Figure dataset records:
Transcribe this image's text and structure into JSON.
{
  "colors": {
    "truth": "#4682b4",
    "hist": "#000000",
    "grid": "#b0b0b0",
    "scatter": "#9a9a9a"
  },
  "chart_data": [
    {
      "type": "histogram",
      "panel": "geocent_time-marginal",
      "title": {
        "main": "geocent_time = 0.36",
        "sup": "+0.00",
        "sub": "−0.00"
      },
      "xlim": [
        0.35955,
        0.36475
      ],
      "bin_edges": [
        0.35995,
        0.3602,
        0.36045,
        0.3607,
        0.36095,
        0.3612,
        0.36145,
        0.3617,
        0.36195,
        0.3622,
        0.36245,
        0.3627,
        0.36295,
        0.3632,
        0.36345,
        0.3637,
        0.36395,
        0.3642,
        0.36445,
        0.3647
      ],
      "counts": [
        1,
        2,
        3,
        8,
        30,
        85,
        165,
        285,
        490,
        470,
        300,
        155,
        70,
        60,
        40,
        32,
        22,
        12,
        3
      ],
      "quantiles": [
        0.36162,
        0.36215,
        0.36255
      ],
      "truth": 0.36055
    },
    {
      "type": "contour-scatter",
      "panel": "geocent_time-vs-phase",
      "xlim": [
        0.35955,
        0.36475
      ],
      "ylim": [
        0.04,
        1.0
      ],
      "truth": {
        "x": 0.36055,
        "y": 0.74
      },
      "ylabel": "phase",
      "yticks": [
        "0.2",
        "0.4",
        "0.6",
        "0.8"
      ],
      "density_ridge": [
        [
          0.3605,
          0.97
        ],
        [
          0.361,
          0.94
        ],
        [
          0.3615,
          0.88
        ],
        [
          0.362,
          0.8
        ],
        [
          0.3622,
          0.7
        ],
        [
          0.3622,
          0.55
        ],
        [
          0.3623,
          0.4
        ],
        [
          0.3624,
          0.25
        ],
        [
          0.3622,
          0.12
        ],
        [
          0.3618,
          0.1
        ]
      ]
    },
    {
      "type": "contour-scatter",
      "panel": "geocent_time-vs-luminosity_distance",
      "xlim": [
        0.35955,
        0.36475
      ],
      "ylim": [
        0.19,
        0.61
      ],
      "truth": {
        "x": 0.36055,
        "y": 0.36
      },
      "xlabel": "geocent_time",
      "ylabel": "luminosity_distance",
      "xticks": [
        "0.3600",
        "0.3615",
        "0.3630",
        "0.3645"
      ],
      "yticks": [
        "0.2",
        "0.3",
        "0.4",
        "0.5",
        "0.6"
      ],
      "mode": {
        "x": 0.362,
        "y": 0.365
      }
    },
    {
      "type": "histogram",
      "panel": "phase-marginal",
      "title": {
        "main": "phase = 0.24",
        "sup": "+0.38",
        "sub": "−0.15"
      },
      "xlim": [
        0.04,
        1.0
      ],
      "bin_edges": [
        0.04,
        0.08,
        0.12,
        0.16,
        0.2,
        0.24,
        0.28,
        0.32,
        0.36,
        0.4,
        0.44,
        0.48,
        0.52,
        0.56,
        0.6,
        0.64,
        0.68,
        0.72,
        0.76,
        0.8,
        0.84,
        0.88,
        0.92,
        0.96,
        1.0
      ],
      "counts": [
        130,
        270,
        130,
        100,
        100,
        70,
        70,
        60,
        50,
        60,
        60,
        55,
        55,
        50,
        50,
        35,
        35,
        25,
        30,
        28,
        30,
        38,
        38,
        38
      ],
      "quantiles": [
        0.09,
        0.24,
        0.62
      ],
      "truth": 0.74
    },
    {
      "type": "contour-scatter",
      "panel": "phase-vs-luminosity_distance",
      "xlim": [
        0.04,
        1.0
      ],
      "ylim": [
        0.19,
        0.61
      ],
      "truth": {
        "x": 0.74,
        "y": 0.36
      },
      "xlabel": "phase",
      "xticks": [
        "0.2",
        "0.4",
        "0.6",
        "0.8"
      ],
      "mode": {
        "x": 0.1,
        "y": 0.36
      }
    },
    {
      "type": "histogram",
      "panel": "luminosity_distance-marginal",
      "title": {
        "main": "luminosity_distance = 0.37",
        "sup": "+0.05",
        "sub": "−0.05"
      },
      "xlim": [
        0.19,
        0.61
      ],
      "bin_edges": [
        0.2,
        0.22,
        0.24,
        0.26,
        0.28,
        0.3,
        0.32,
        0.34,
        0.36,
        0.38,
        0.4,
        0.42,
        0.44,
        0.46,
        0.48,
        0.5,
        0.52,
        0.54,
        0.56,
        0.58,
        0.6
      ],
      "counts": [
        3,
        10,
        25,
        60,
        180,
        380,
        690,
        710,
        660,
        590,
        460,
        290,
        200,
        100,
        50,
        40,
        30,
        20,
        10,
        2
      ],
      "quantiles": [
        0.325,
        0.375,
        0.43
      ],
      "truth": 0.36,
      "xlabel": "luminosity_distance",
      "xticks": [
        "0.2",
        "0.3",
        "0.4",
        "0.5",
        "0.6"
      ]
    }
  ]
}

Job:
Restate the whole listing exactly, leaving out nothing.

Answer to the task:
Transcribe this image's text and structure into JSON.
{
  "colors": {
    "truth": "#4682b4",
    "hist": "#000000",
    "grid": "#b0b0b0",
    "scatter": "#9a9a9a"
  },
  "chart_data": [
    {
      "type": "histogram",
      "panel": "geocent_time-marginal",
      "title": {
        "main": "geocent_time = 0.36",
        "sup": "+0.00",
        "sub": "−0.00"
      },
      "xlim": [
        0.35955,
        0.36475
      ],
      "bin_edges": [
        0.35995,
        0.3602,
        0.36045,
        0.3607,
        0.36095,
        0.3612,
        0.36145,
        0.3617,
        0.36195,
        0.3622,
        0.36245,
        0.3627,
        0.36295,
        0.3632,
        0.36345,
        0.3637,
        0.36395,
        0.3642,
        0.36445,
        0.3647
      ],
      "counts": [
        1,
        2,
        3,
        8,
        30,
        85,
        165,
        285,
        490,
        470,
        300,
        155,
        70,
        60,
        40,
        32,
        22,
        12,
        3
      ],
      "quantiles": [
        0.36162,
        0.36215,
        0.36255
      ],
      "truth": 0.36055
    },
    {
      "type": "contour-scatter",
      "panel": "geocent_time-vs-phase",
      "xlim": [
        0.35955,
        0.36475
      ],
      "ylim": [
        0.04,
        1.0
      ],
      "truth": {
        "x": 0.36055,
        "y": 0.74
      },
      "ylabel": "phase",
      "yticks": [
        "0.2",
        "0.4",
        "0.6",
        "0.8"
      ],
      "density_ridge": [
        [
          0.3605,
          0.97
        ],
        [
          0.361,
          0.94
        ],
        [
          0.3615,
          0.88
        ],
        [
          0.362,
          0.8
        ],
        [
          0.3622,
          0.7
        ],
        [
          0.3622,
          0.55
        ],
        [
          0.3623,
          0.4
        ],
        [
          0.3624,
          0.25
        ],
        [
          0.3622,
          0.12
        ],
        [
          0.3618,
          0.1
        ]
      ]
    },
    {
      "type": "contour-scatter",
      "panel": "geocent_time-vs-luminosity_distance",
      "xlim": [
        0.35955,
        0.36475
      ],
      "ylim": [
        0.19,
        0.61
      ],
      "truth": {
        "x": 0.36055,
        "y": 0.36
      },
      "xlabel": "geocent_time",
      "ylabel": "luminosity_distance",
      "xticks": [
        "0.3600",
        "0.3615",
        "0.3630",
        "0.3645"
      ],
      "yticks": [
        "0.2",
        "0.3",
        "0.4",
        "0.5",
        "0.6"
      ],
      "mode": {
        "x": 0.362,
        "y": 0.365
      }
    },
    {
      "type": "histogram",
      "panel": "phase-marginal",
      "title": {
        "main": "phase = 0.24",
        "sup": "+0.38",
        "sub": "−0.15"
      },
      "xlim": [
        0.04,
        1.0
      ],
      "bin_edges": [
        0.04,
        0.08,
        0.12,
        0.16,
        0.2,
        0.24,
        0.28,
        0.32,
        0.36,
        0.4,
        0.44,
        0.48,
        0.52,
        0.56,
        0.6,
        0.64,
        0.68,
        0.72,
        0.76,
        0.8,
        0.84,
        0.88,
        0.92,
        0.96,
        1.0
      ],
      "counts": [
        130,
        270,
        130,
        100,
        100,
        70,
        70,
        60,
        50,
        60,
        60,
        55,
        55,
        50,
        50,
        35,
        35,
        25,
        30,
        28,
        30,
        38,
        38,
        38
      ],
      "quantiles": [
        0.09,
        0.24,
        0.62
      ],
      "truth": 0.74
    },
    {
      "type": "contour-scatter",
      "panel": "phase-vs-luminosity_distance",
      "xlim": [
        0.04,
        1.0
      ],
      "ylim": [
        0.19,
        0.61
      ],
      "truth": {
        "x": 0.74,
        "y": 0.36
      },
      "xlabel": "phase",
      "xticks": [
        "0.2",
        "0.4",
        "0.6",
        "0.8"
      ],
      "mode": {
        "x": 0.1,
        "y": 0.36
      }
    },
    {
      "type": "histogram",
      "panel": "luminosity_distance-marginal",
      "title": {
        "main": "luminosity_distance = 0.37",
        "sup": "+0.05",
        "sub": "−0.05"
      },
      "xlim": [
        0.19,
        0.61
      ],
      "bin_edges": [
        0.2,
        0.22,
        0.24,
        0.26,
        0.28,
        0.3,
        0.32,
        0.34,
        0.36,
        0.38,
        0.4,
        0.42,
        0.44,
        0.46,
        0.48,
        0.5,
        0.52,
        0.54,
        0.56,
        0.58,
        0.6
      ],
      "counts": [
        3,
        10,
        25,
        60,
        180,
        380,
        690,
        710,
        660,
        590,
        460,
        290,
        200,
        100,
        50,
        40,
        30,
        20,
        10,
        2
      ],
      "quantiles": [
        0.325,
        0.375,
        0.43
      ],
      "truth": 0.36,
      "xlabel": "luminosity_distance",
      "xticks": [
        "0.2",
        "0.3",
        "0.4",
        "0.5",
        "0.6"
      ]
    }
  ]
}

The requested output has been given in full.